[WHAT YOU SHOULD DO] An exact transcription of all the data is required.
MATERIAL FOR THIS EXERCISE below:
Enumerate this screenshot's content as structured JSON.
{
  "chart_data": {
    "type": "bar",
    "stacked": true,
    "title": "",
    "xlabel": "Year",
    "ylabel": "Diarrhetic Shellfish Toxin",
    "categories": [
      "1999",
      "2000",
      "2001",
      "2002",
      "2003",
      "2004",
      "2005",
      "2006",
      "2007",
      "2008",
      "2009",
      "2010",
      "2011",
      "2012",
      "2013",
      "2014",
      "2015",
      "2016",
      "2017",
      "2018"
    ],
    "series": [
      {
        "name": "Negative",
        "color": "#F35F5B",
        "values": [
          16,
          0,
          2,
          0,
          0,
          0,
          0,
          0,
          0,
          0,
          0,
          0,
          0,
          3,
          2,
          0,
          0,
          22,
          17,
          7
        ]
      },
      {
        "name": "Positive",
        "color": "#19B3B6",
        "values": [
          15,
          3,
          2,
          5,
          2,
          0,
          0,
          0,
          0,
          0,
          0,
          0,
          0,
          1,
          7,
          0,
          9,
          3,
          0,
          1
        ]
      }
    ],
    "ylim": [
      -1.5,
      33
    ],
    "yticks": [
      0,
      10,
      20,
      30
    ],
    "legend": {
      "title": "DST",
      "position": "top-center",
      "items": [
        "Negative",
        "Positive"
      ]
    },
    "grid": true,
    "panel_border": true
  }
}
End of MATERIAL FOR THIS EXERCISE.
[SOLUTION TO THE PROBLEM]
Enumerate this screenshot's content as structured JSON.
{
  "chart_data": {
    "type": "bar",
    "stacked": true,
    "title": "",
    "xlabel": "Year",
    "ylabel": "Diarrhetic Shellfish Toxin",
    "categories": [
      "1999",
      "2000",
      "2001",
      "2002",
      "2003",
      "2004",
      "2005",
      "2006",
      "2007",
      "2008",
      "2009",
      "2010",
      "2011",
      "2012",
      "2013",
      "2014",
      "2015",
      "2016",
      "2017",
      "2018"
    ],
    "series": [
      {
        "name": "Negative",
        "color": "#F35F5B",
        "values": [
          16,
          0,
          2,
          0,
          0,
          0,
          0,
          0,
          0,
          0,
          0,
          0,
          0,
          3,
          2,
          0,
          0,
          22,
          17,
          7
        ]
      },
      {
        "name": "Positive",
        "color": "#19B3B6",
        "values": [
          15,
          3,
          2,
          5,
          2,
          0,
          0,
          0,
          0,
          0,
          0,
          0,
          0,
          1,
          7,
          0,
          9,
          3,
          0,
          1
        ]
      }
    ],
    "ylim": [
      -1.5,
      33
    ],
    "yticks": [
      0,
      10,
      20,
      30
    ],
    "legend": {
      "title": "DST",
      "position": "top-center",
      "items": [
        "Negative",
        "Positive"
      ]
    },
    "grid": true,
    "panel_border": true
  }
}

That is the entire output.